===== Source records

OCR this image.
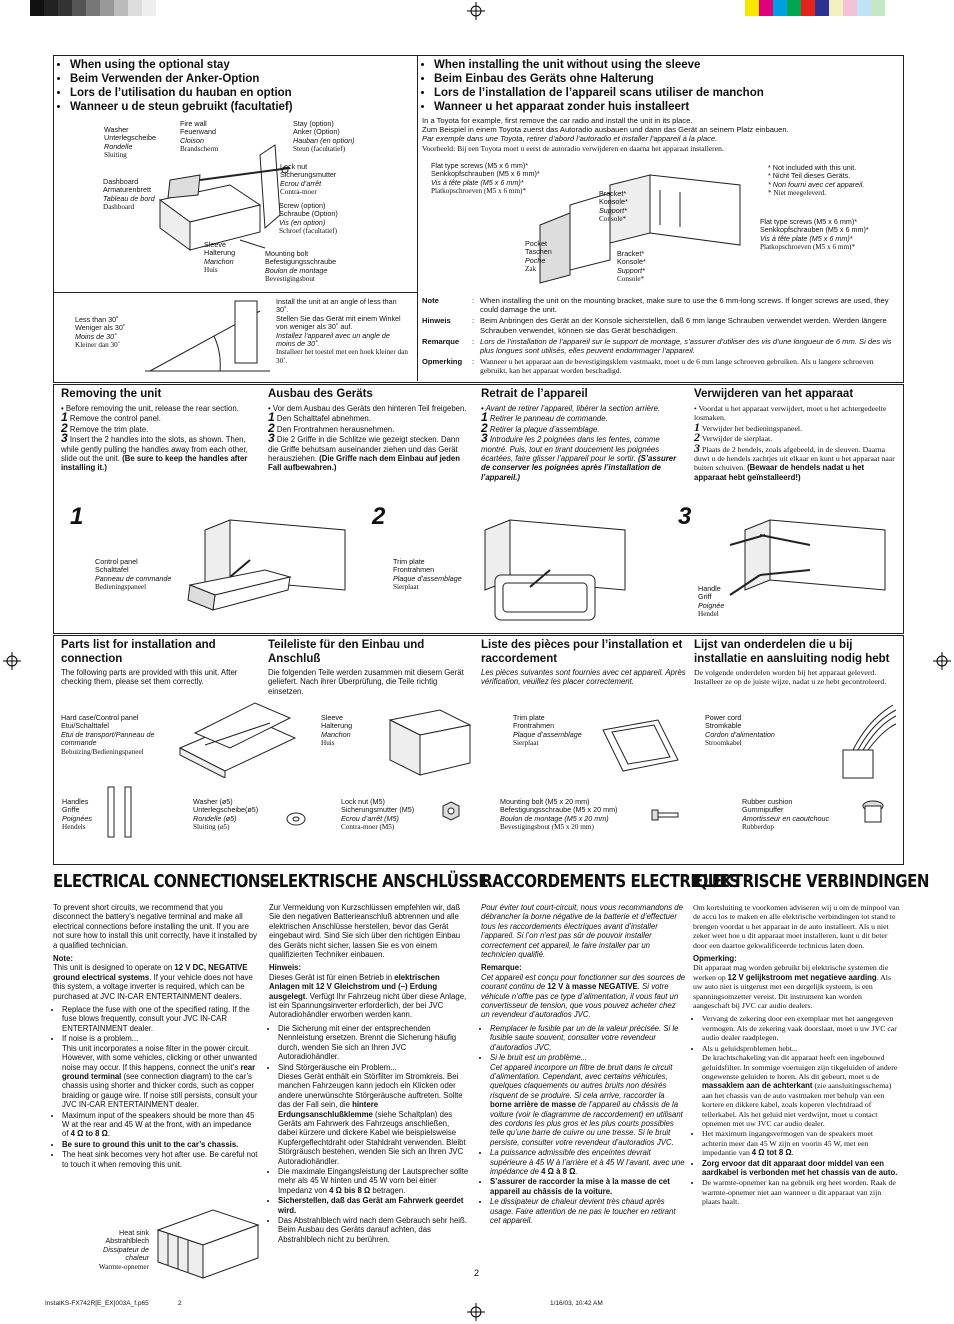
• When using the optional stay
• Beim Verwenden der Anker-Option
• Lors de l’utilisation du hauban en option
• Wanneer u de steun gebruikt (facultatief)
Washer
Unterlegscheibe
Rondelle
Sluiting
Fire wall
Feuerwand
Cloison
Brandscherm
Stay (option)
Anker (Option)
Hauban (en option)
Steun (facultatief)
Lock nut
Sicherungsmutter
Ecrou d’arrêt
Contra-moer
Dashboard
Armaturenbrett
Tableau de bord
Dashboard	Screw (option)
Schraube (Option)
Vis (en option)
Schroef (facultatief)
Sleeve
Halterung
Manchon
Huis
Mounting bolt
Befestigungsschraube
Boulon de montage
Bevestigingsbout
Less than 30˚
Weniger als 30˚
Moins de 30˚
Kleiner dan 30˚
Install the unit at an angle of less than 30˚.
Stellen Sie das Gerät mit einem Winkel von weniger als 30˚ auf.
Installez l’appareil avec un angle de moins de 30˚.
Installeer het toestel met een hoek kleiner dan 30˚.
• When installing the unit without using the sleeve
• Beim Einbau des Geräts ohne Halterung
• Lors de l’installation de l’appareil scans utiliser de manchon
• Wanneer u het apparaat zonder huis installeert
In a Toyota for example, first remove the car radio and install the unit in its place.
Zum Beispiel in einem Toyota zuerst das Autoradio ausbauen und dann das Gerät an seinem Platz einbauen.
Par exemple dans une Toyota, retirer d’abord l’autoradio et installer l’appareil à la place.
Voorbeeld: Bij een Toyota moet u eerst de autoradio verwijderen en daarna het apparaat installeren.
Flat type screws (M5 x 6 mm)*
Senkkopfschrauben (M5 x 6 mm)*
Vis à tête plate (M5 x 6 mm)*
Platkopschroeven (M5 x 6 mm)*
* Not included with this unit.
* Nicht Teil dieses Geräts.
* Non fourni avec cet appareil.
* Niet meegeleverd.
Bracket*
Konsole*
Support*
Console*	Flat type screws (M5 x 6 mm)*
Senkkopfschrauben (M5 x 6 mm)*
Vis à tête plate (M5 x 6 mm)*
Platkopschroeven (M5 x 6 mm)*
Pocket
Taschen
Poche
Zak
Bracket*
Konsole*
Support*
Console*
Note	: When installing the unit on the mounting bracket, make sure to use the 6 mm-long screws. If longer screws are used, they could damage the unit.
Hinweis	: Beim Anbringen des Gerät an der Konsole sicherstellen, daß 6 mm lange Schrauben verwendet werden. Werden längere Schrauben verwendet, können sie das Gerät beschädigen.
Remarque	: Lors de l’installation de l’appareil sur le support de montage, s’assurer d’utiliser des vis d’une longueur de 6 mm. Si des vis plus longues sont utilisés, elles peuvent endommager l’appareil.
Opmerking	: Wanneer u het apparaat aan de bevestigingsklem vastmaakt, moet u de 6 mm lange schroeven gebruiken. Als u langere schroeven gebruikt, kan het apparaat worden beschadigd.
Removing the unit
• Before removing the unit, release the rear section.
1 Remove the control panel.
2 Remove the trim plate.
3 Insert the 2 handles into the slots, as shown. Then, while gently pulling the handles away from each other, slide out the unit. (Be sure to keep the handles after installing it.)
Ausbau des Geräts
• Vor dem Ausbau des Geräts den hinteren Teil freigeben.
1 Den Schalttafel abnehmen.
2 Den Frontrahmen herausnehmen.
3 Die 2 Griffe in die Schlitze wie gezeigt stecken. Dann die Griffe behutsam auseinander ziehen und das Gerät herausziehen. (Die Griffe nach dem Einbau auf jeden Fall aufbewahren.)
Retrait de l’appareil
• Avant de retirer l’appareil, libérer la section arrière.
1 Retirer le panneau de commande.
2 Retirer la plaque d’assemblage.
3 Introduire les 2 poignées dans les fentes, comme montré. Puis, tout en tirant doucement les poignées écartées, faire glisser l’appareil pour le sortir. (S’assurer de conserver les poignées après l’installation de l’appareil.)
Verwijderen van het apparaat
• Voordat u het apparaat verwijdert, moet u het achtergedeelte losmaken.
1 Verwijder het bedieningspaneel.
2 Verwijder de sierplaat.
3 Plaats de 2 hendels, zoals afgebeeld, in de sleuven. Daarna duwt u de hendels zachtjes uit elkaar en kunt u het apparaat naar buiten schuiven. (Bewaar de hendels nadat u het apparaat hebt geïnstalleerd!)
1	2	3
Control panel
Schalttafel
Panneau de commande
Bedieningspaneel
Trim plate
Frontrahmen
Plaque d’assemblage
Sierplaat	Handle
Griff
Poignée
Hendel
Parts list for installation and connection
The following parts are provided with this unit. After checking them, please set them correctly.
Teileliste für den Einbau und Anschluß
Die folgenden Teile werden zusammen mit diesem Gerät geliefert. Nach ihrer Überprüfung, die Teile richtig einsetzen.
Liste des pièces pour l’installation et raccordement
Les pièces suivantes sont fournies avec cet appareil. Après vérification, veuillez les placer correctement.
Lijst van onderdelen die u bij installatie en aansluiting nodig hebt
De volgende onderdelen worden bij het apparaat geleverd. Installeer ze op de juiste wijze, nadat u ze hebt gecontroleerd.
Hard case/Control panel
Etui/Schalttafel
Etui de transport/Panneau de commande
Behuizing/Bedieningspaneel
Sleeve
Halterung
Manchon
Huis
Trim plate
Frontrahmen
Plaque d’assemblage
Sierplaat
Power cord
Stromkable
Cordon d’alimentation
Stroomkabel
Handles
Griffe
Poignées
Hendels
Washer (ø5)
Unterlegscheibe(ø5)
Rondelle (ø5)
Sluiting (ø5)
Lock nut (M5)
Sicherungsmutter (M5)
Ecrou d’arrêt (M5)
Contra-moer (M5)
Mounting bolt (M5 x 20 mm)
Befestigungsschraube (M5 x 20 mm)
Boulon de montage (M5 x 20 mm)
Bevestigingsbout (M5 x 20 mm)
Rubber cushion
Gummipuffer
Amortisseur en caoutchouc
Rubberdop
ELECTRICAL CONNECTIONS
ELEKTRISCHE ANSCHLÜSSE
RACCORDEMENTS ELECTRIQUES
ELEKTRISCHE VERBINDINGEN

To prevent short circuits, we recommend that you disconnect the battery’s negative terminal and make all electrical connections before installing the unit. If you are not sure how to install this unit correctly, have it installed by a qualified technician.

Note:

This unit is designed to operate on 12 V DC, NEGATIVE ground electrical systems. If your vehicle does not have this system, a voltage inverter is required, which can be purchased at JVC IN-CAR ENTERTAINMENT dealers.

• Replace the fuse with one of the specified rating. If the fuse blows frequently, consult your JVC IN-CAR ENTERTAINMENT dealer.
• If noise is a problem...
This unit incorporates a noise filter in the power circuit. However, with some vehicles, clicking or other unwanted noise may occur. If this happens, connect the unit’s rear ground terminal (see connection diagram) to the car’s chassis using shorter and thicker cords, such as copper braiding or gauge wire. If noise still persists, consult your JVC IN-CAR ENTERTAINMENT dealer.
• Maximum input of the speakers should be more than 45 W at the rear and 45 W at the front, with an impedance of 4 Ω to 8 Ω.
• Be sure to ground this unit to the car’s chassis.
• The heat sink becomes very hot after use. Be careful not to touch it when removing this unit.

Zur Vermeidung von Kurzschlüssen empfehlen wir, daß Sie den negativen Batterieanschluß abtrennen und alle elektrischen Anschlüsse herstellen, bevor das Gerät eingebaut wird. Sind Sie sich über den richtigen Einbau des Geräts nicht sicher, lassen Sie es von einem qualifizierten Techniker einbauen.

Hinweis:

Dieses Gerät ist für einen Betrieb in elektrischen Anlagen mit 12 V Gleichstrom und (–) Erdung ausgelegt. Verfügt Ihr Fahrzeug nicht über diese Anlage, ist ein Spannungsinverter erforderlich, der bei JVC Autoradiohändler erworben werden kann.

• Die Sicherung mit einer der entsprechenden Nennleistung ersetzen. Brennt die Sicherung häufig durch, wenden Sie sich an Ihren JVC Autoradiohändler.
• Sind Störgeräusche ein Problem...
Dieses Gerät enthält ein Störfilter im Stromkreis. Bei manchen Fahrzeugen kann jedoch ein Klicken oder andere unerwünschte Störgeräusche auftreten. Sollte das der Fall sein, die hintere Erdungsanschlußklemme (siehe Schaltplan) des Geräts am Fahrwerk des Fahrzeugs anschließen, dabei kürzere und dickere Kabel wie beispielsweise Kupfergeflechtdraht oder Stahldraht verwenden. Bleibt Störgräusch bestehen, wenden Sie sich an Ihren JVC Autoradiohändler.
• Die maximale Eingangsleistung der Lautsprecher sollte mehr als 45 W hinten und 45 W vorn bei einer Impedanz von 4 Ω bis 8 Ω betragen.
• Sicherstellen, daß das Gerät am Fahrwerk geerdet wird.
• Das Abstrahlblech wird nach dem Gebrauch sehr heiß. Beim Ausbau des Geräts darauf achten, das Abstrahlblech nicht zu berühren.

Pour éviter tout court-circuit, nous vous recommandons de débrancher la borne négative de la batterie et d’effectuer tous les raccordements électriques avant d’installer l’appareil. Si l’on n’est pas sûr de pouvoir installer correctement cet appareil, le faire installer par un technicien qualifié.

Remarque:

Cet appareil est conçu pour fonctionner sur des sources de courant continu de 12 V à masse NEGATIVE. Si votre véhicule n’offre pas ce type d’alimentation, il vous faut un convertisseur de tension, que vous pouvez acheter chez un revendeur d’autoradios JVC.

• Remplacer le fusible par un de la valeur précisée. Si le fusible saute souvent, consulter votre revendeur d’autoradios JVC.
• Si le bruit est un problème...
Cet appareil incorpore un filtre de bruit dans le circuit d’alimentation. Cependant, avec certains véhicules, quelques claquements ou autres bruits non désirés risquent de se produire. Si cela arrive, raccorder la borne arrière de masse de l’appareil au châssis de la voiture (voir le diagramme de raccordement) en utilisant des cordons les plus gros et les plus courts possibles telle qu’une barre de cuivre ou une tresse. Si le bruit persiste, consulter votre revendeur d’autoradios JVC.
• La puissance admissible des enceintes devrait supérieure à 45 W à l’arrière et à 45 W l’avant, avec une impédance de 4 Ω à 8 Ω.
• S’assurer de raccorder la mise à la masse de cet appareil au châssis de la voiture.
• Le dissipateur de chaleur devient très chaud après usage. Faire attention de ne pas le toucher en retirant cet appareil.

Om kortsluiting te voorkomen adviseren wij u om de minpool van de accu los te maken en alle elektrische verbindingen tot stand te brengen voordat u het apparaat in de auto installeert. Als u niet zeker weet hoe u dit apparaat moet installeren, kunt u dit beter door een daartoe gekwalificeerde technicus laten doen.

Opmerking:

Dit apparaat mag worden gebruikt bij elektrische systemen die werken op 12 V gelijkstroom met negatieve aarding. Als uw auto niet is uitgerust met een dergelijk systeem, is een spanningsomzetter vereist. Dit instrument kan worden aangeschaft bij JVC car audio dealers.

• Vervang de zekering door een exemplaar met het aangegeven vermogen. Als de zekering vaak doorslaat, moet u uw JVC car audio dealer raadplegen.
• Als u geluidsproblemen hebt...
De krachtschakeling van dit apparaat heeft een ingebouwd geluidsfilter. In sommige voertuigen zijn tikgeluiden of andere ongewenste geluiden te horen. Als dit gebeurt, moet u de massaklem aan de achterkant (zie aansluitingsschema) aan het chassis van de auto vastmaken met behulp van een kortere en dikkere kabel, zoals koperen vlechtdraad of tellerkabel. Als het geluid niet verdwijnt, moet u contact opnemen met uw JVC car audio dealer.
• Het maximum ingangsvermogen van de speakers moet achterin meer dan 45 W zijn en voorin 45 W, met een impedantie van 4 Ω tot 8 Ω.
• Zorg ervoor dat dit apparaat door middel van een aardkabel is verbonden met het chassis van de auto.
• De warmte-opnemer kan na gebruik erg heet worden. Raak de warmte-opnemer niet aan wanneer u dit apparaat van zijn plaats haalt.
Heat sink
Abstrahlblech
Dissipateur de chaleur
Warmte-opnemer
2
InstalKS-FX742R[E_EX]003A_f.p65	2	1/16/03, 10:42 AM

==========

## What is asked
Sift the material for lines with the string "Abstrahlblech". Copy each one found.

## Result of this task
• Das Abstrahlblech wird nach dem Gebrauch sehr heiß. Beim Ausbau des Geräts darauf achten, das Abstrahlblech nicht zu berühren.
Abstrahlblech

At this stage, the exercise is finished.